>> BEGIN
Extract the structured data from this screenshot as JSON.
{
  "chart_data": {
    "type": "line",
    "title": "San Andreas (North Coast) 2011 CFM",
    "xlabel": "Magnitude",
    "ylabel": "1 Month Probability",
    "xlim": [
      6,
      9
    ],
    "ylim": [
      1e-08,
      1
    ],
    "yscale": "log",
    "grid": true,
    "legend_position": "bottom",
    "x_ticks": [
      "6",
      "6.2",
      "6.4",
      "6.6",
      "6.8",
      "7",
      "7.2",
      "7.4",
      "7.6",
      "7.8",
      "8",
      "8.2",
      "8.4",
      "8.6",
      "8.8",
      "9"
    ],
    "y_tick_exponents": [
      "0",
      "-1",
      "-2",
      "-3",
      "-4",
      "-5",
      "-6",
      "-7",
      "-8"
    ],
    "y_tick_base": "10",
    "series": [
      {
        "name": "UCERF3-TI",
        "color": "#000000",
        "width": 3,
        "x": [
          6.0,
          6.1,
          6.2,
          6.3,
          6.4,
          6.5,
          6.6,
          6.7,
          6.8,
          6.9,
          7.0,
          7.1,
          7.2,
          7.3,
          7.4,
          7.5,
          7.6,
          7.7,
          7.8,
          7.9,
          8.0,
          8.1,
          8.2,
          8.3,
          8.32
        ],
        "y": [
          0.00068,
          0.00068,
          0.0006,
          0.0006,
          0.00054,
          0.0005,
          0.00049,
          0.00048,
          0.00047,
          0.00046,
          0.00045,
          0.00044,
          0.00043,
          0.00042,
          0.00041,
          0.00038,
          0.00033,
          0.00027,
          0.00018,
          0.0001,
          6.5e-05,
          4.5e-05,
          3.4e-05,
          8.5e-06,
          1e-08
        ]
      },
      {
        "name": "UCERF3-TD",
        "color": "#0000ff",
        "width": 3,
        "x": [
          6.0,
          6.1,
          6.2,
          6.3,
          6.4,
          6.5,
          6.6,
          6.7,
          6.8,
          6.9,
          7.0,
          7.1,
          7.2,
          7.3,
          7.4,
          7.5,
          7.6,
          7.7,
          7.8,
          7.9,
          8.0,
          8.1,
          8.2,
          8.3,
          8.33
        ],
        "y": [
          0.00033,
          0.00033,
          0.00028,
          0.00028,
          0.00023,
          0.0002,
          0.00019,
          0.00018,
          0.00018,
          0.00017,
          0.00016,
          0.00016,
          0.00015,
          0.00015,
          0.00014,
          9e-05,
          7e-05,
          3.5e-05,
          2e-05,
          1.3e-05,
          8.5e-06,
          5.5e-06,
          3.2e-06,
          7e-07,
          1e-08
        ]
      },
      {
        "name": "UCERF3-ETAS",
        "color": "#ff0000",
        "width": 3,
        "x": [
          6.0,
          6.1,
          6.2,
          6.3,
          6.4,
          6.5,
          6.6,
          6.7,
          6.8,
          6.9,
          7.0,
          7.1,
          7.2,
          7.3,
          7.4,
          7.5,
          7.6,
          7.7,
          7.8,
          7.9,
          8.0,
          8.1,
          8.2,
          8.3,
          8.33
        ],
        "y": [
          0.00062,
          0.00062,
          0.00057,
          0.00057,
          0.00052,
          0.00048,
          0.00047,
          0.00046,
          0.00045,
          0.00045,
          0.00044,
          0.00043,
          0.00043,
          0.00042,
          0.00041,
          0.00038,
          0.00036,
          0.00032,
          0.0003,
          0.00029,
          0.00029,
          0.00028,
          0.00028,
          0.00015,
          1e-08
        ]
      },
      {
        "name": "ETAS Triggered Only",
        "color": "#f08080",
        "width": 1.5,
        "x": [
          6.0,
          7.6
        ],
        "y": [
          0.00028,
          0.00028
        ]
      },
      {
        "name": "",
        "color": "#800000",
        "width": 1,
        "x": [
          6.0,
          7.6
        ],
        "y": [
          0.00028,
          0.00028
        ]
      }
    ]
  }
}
>> END
__WRITTEN PROBLEM__
Write every record out again, unaltered.

__SOLUTION TO THIS PROBLEM__
Extract the structured data from this screenshot as JSON.
{
  "chart_data": {
    "type": "line",
    "title": "San Andreas (North Coast) 2011 CFM",
    "xlabel": "Magnitude",
    "ylabel": "1 Month Probability",
    "xlim": [
      6,
      9
    ],
    "ylim": [
      1e-08,
      1
    ],
    "yscale": "log",
    "grid": true,
    "legend_position": "bottom",
    "x_ticks": [
      "6",
      "6.2",
      "6.4",
      "6.6",
      "6.8",
      "7",
      "7.2",
      "7.4",
      "7.6",
      "7.8",
      "8",
      "8.2",
      "8.4",
      "8.6",
      "8.8",
      "9"
    ],
    "y_tick_exponents": [
      "0",
      "-1",
      "-2",
      "-3",
      "-4",
      "-5",
      "-6",
      "-7",
      "-8"
    ],
    "y_tick_base": "10",
    "series": [
      {
        "name": "UCERF3-TI",
        "color": "#000000",
        "width": 3,
        "x": [
          6.0,
          6.1,
          6.2,
          6.3,
          6.4,
          6.5,
          6.6,
          6.7,
          6.8,
          6.9,
          7.0,
          7.1,
          7.2,
          7.3,
          7.4,
          7.5,
          7.6,
          7.7,
          7.8,
          7.9,
          8.0,
          8.1,
          8.2,
          8.3,
          8.32
        ],
        "y": [
          0.00068,
          0.00068,
          0.0006,
          0.0006,
          0.00054,
          0.0005,
          0.00049,
          0.00048,
          0.00047,
          0.00046,
          0.00045,
          0.00044,
          0.00043,
          0.00042,
          0.00041,
          0.00038,
          0.00033,
          0.00027,
          0.00018,
          0.0001,
          6.5e-05,
          4.5e-05,
          3.4e-05,
          8.5e-06,
          1e-08
        ]
      },
      {
        "name": "UCERF3-TD",
        "color": "#0000ff",
        "width": 3,
        "x": [
          6.0,
          6.1,
          6.2,
          6.3,
          6.4,
          6.5,
          6.6,
          6.7,
          6.8,
          6.9,
          7.0,
          7.1,
          7.2,
          7.3,
          7.4,
          7.5,
          7.6,
          7.7,
          7.8,
          7.9,
          8.0,
          8.1,
          8.2,
          8.3,
          8.33
        ],
        "y": [
          0.00033,
          0.00033,
          0.00028,
          0.00028,
          0.00023,
          0.0002,
          0.00019,
          0.00018,
          0.00018,
          0.00017,
          0.00016,
          0.00016,
          0.00015,
          0.00015,
          0.00014,
          9e-05,
          7e-05,
          3.5e-05,
          2e-05,
          1.3e-05,
          8.5e-06,
          5.5e-06,
          3.2e-06,
          7e-07,
          1e-08
        ]
      },
      {
        "name": "UCERF3-ETAS",
        "color": "#ff0000",
        "width": 3,
        "x": [
          6.0,
          6.1,
          6.2,
          6.3,
          6.4,
          6.5,
          6.6,
          6.7,
          6.8,
          6.9,
          7.0,
          7.1,
          7.2,
          7.3,
          7.4,
          7.5,
          7.6,
          7.7,
          7.8,
          7.9,
          8.0,
          8.1,
          8.2,
          8.3,
          8.33
        ],
        "y": [
          0.00062,
          0.00062,
          0.00057,
          0.00057,
          0.00052,
          0.00048,
          0.00047,
          0.00046,
          0.00045,
          0.00045,
          0.00044,
          0.00043,
          0.00043,
          0.00042,
          0.00041,
          0.00038,
          0.00036,
          0.00032,
          0.0003,
          0.00029,
          0.00029,
          0.00028,
          0.00028,
          0.00015,
          1e-08
        ]
      },
      {
        "name": "ETAS Triggered Only",
        "color": "#f08080",
        "width": 1.5,
        "x": [
          6.0,
          7.6
        ],
        "y": [
          0.00028,
          0.00028
        ]
      },
      {
        "name": "",
        "color": "#800000",
        "width": 1,
        "x": [
          6.0,
          7.6
        ],
        "y": [
          0.00028,
          0.00028
        ]
      }
    ]
  }
}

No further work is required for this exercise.